Pull out each line of the data that includes the word "from".
--------------------------------------------------
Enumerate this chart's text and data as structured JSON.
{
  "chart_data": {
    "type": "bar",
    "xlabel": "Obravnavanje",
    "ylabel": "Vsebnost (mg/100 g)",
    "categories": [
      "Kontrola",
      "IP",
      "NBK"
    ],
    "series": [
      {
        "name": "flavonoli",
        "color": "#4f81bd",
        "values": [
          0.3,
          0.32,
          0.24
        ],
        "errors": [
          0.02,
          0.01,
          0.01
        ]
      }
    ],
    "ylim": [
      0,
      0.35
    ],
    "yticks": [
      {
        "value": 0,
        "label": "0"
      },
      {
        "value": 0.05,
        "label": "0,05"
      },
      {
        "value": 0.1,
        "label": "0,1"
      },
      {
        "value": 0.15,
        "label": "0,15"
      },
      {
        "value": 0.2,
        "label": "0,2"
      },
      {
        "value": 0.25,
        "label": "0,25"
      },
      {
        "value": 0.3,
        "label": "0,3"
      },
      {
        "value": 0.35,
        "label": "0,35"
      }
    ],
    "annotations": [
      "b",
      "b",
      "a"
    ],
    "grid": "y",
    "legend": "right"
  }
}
--------------------------------------------------
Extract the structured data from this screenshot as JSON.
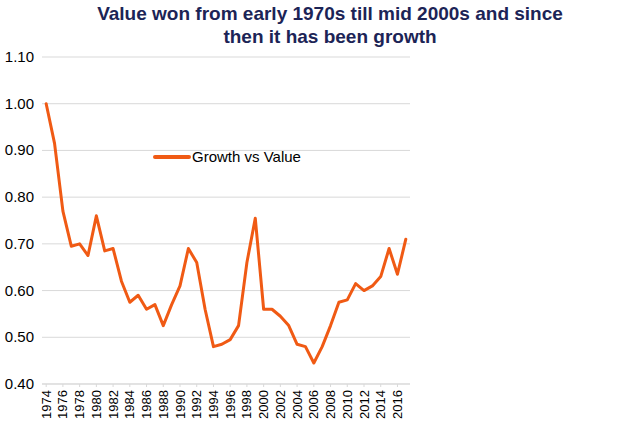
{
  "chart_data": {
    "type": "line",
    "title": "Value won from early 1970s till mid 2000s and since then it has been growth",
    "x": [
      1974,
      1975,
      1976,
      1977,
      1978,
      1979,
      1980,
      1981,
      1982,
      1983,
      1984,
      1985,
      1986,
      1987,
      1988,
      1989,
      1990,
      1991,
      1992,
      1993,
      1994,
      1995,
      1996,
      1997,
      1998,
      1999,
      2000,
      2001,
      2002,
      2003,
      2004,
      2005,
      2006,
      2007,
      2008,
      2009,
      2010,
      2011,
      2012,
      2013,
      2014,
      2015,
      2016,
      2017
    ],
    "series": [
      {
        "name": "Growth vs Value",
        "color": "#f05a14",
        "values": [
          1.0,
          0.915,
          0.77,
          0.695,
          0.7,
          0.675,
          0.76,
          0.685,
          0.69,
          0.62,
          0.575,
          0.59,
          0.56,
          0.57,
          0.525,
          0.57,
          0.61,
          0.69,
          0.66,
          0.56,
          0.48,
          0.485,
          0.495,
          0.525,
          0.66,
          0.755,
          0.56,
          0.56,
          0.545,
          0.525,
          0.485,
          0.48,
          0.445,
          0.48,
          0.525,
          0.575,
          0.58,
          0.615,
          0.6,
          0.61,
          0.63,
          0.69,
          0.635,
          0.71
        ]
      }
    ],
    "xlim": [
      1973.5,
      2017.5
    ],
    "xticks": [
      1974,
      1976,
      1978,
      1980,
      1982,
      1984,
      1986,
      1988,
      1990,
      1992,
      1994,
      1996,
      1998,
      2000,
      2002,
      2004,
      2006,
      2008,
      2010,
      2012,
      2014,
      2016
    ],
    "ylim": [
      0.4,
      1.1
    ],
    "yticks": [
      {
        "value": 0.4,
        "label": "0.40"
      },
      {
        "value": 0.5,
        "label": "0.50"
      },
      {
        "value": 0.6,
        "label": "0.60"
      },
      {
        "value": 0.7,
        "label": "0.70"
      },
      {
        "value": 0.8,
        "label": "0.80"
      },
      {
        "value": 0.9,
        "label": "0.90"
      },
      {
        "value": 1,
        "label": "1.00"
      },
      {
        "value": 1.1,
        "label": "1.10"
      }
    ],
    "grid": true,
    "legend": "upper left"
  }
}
--------------------------------------------------
Solution to this task
Extract the structured data from this screenshot as JSON.
    "title": "Value won from early 1970s till mid 2000s and since then it has been growth",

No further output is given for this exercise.